> _Stated goal_
Can you render every line of the rows below as a Markdown table with the columns No. and Line, giving each line its number and omitting any blank lines?

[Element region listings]
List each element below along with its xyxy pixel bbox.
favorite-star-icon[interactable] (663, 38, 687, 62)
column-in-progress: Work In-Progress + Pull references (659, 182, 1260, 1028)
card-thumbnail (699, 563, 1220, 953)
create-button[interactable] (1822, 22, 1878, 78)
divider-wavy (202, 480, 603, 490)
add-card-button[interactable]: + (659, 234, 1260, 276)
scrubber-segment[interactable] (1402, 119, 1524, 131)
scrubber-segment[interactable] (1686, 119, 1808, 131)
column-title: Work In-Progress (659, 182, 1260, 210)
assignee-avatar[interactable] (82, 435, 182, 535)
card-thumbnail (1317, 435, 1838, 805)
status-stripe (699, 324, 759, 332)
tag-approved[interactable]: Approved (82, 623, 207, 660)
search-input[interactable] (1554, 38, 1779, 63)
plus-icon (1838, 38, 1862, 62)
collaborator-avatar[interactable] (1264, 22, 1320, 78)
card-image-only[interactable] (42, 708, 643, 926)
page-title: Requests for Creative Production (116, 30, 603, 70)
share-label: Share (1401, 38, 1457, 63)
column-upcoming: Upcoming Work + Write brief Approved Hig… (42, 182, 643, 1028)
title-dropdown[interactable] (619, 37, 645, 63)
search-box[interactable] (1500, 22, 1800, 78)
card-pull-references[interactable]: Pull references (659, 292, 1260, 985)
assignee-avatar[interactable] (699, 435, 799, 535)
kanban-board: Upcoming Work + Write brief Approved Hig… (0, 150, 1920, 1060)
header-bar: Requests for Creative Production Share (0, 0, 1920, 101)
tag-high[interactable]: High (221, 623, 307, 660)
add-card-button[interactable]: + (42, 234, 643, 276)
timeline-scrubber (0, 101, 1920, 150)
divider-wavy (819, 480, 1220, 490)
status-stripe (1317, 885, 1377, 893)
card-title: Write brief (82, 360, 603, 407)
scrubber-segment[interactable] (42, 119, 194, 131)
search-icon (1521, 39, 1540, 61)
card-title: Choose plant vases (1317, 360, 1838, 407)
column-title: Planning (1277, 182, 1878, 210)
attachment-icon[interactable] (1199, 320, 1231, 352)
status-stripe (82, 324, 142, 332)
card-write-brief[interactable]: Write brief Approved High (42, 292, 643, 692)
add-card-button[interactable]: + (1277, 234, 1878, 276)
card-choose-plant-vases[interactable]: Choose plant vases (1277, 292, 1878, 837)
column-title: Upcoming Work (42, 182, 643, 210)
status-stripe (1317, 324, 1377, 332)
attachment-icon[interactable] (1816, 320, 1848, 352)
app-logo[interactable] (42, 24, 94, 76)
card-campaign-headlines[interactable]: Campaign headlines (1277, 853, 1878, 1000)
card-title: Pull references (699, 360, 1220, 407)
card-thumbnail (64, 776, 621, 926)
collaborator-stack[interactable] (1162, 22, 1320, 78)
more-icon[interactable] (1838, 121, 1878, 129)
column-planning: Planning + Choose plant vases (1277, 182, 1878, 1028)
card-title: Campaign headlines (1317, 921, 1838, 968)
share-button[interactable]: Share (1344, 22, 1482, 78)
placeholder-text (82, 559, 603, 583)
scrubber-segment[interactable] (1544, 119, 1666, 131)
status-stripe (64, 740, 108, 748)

> _Answer for the task_
| No. | Line |
|---|---|
| 1 | List each element below along with its xyxy pixel bbox. |
| 2 | favorite-star-icon[interactable] (663, 38, 687, 62) |
| 3 | column-in-progress: Work In-Progress + Pull references (659, 182, 1260, 1028) |
| 4 | card-thumbnail (699, 563, 1220, 953) |
| 5 | create-button[interactable] (1822, 22, 1878, 78) |
| 6 | divider-wavy (202, 480, 603, 490) |
| 7 | add-card-button[interactable]: + (659, 234, 1260, 276) |
| 8 | scrubber-segment[interactable] (1402, 119, 1524, 131) |
| 9 | scrubber-segment[interactable] (1686, 119, 1808, 131) |
| 10 | column-title: Work In-Progress (659, 182, 1260, 210) |
| 11 | assignee-avatar[interactable] (82, 435, 182, 535) |
| 12 | card-thumbnail (1317, 435, 1838, 805) |
| 13 | status-stripe (699, 324, 759, 332) |
| 14 | tag-approved[interactable]: Approved (82, 623, 207, 660) |
| 15 | search-input[interactable] (1554, 38, 1779, 63) |
| 16 | plus-icon (1838, 38, 1862, 62) |
| 17 | collaborator-avatar[interactable] (1264, 22, 1320, 78) |
| 18 | card-image-only[interactable] (42, 708, 643, 926) |
| 19 | page-title: Requests for Creative Production (116, 30, 603, 70) |
| 20 | share-label: Share (1401, 38, 1457, 63) |
| 21 | column-upcoming: Upcoming Work + Write brief Approved Hig… (42, 182, 643, 1028) |
| 22 | title-dropdown[interactable] (619, 37, 645, 63) |
| 23 | search-box[interactable] (1500, 22, 1800, 78) |
| 24 | card-pull-references[interactable]: Pull references (659, 292, 1260, 985) |
| 25 | assignee-avatar[interactable] (699, 435, 799, 535) |
| 26 | kanban-board: Upcoming Work + Write brief Approved Hig… (0, 150, 1920, 1060) |
| 27 | header-bar: Requests for Creative Production Share (0, 0, 1920, 101) |
| 28 | tag-high[interactable]: High (221, 623, 307, 660) |
| 29 | add-card-button[interactable]: + (42, 234, 643, 276) |
| 30 | timeline-scrubber (0, 101, 1920, 150) |
| 31 | divider-wavy (819, 480, 1220, 490) |
| 32 | status-stripe (1317, 885, 1377, 893) |
| 33 | card-title: Write brief (82, 360, 603, 407) |
| 34 | scrubber-segment[interactable] (42, 119, 194, 131) |
| 35 | search-icon (1521, 39, 1540, 61) |
| 36 | card-title: Choose plant vases (1317, 360, 1838, 407) |
| 37 | column-title: Planning (1277, 182, 1878, 210) |
| 38 | attachment-icon[interactable] (1199, 320, 1231, 352) |
| 39 | status-stripe (82, 324, 142, 332) |
| 40 | card-write-brief[interactable]: Write brief Approved High (42, 292, 643, 692) |
| 41 | add-card-button[interactable]: + (1277, 234, 1878, 276) |
| 42 | card-choose-plant-vases[interactable]: Choose plant vases (1277, 292, 1878, 837) |
| 43 | column-title: Upcoming Work (42, 182, 643, 210) |
| 44 | status-stripe (1317, 324, 1377, 332) |
| 45 | attachment-icon[interactable] (1816, 320, 1848, 352) |
| 46 | app-logo[interactable] (42, 24, 94, 76) |
| 47 | card-campaign-headlines[interactable]: Campaign headlines (1277, 853, 1878, 1000) |
| 48 | card-title: Pull references (699, 360, 1220, 407) |
| 49 | card-thumbnail (64, 776, 621, 926) |
| 50 | collaborator-stack[interactable] (1162, 22, 1320, 78) |
| 51 | more-icon[interactable] (1838, 121, 1878, 129) |
| 52 | column-planning: Planning + Choose plant vases (1277, 182, 1878, 1028) |
| 53 | card-title: Campaign headlines (1317, 921, 1838, 968) |
| 54 | share-button[interactable]: Share (1344, 22, 1482, 78) |
| 55 | placeholder-text (82, 559, 603, 583) |
| 56 | scrubber-segment[interactable] (1544, 119, 1666, 131) |
| 57 | status-stripe (64, 740, 108, 748) |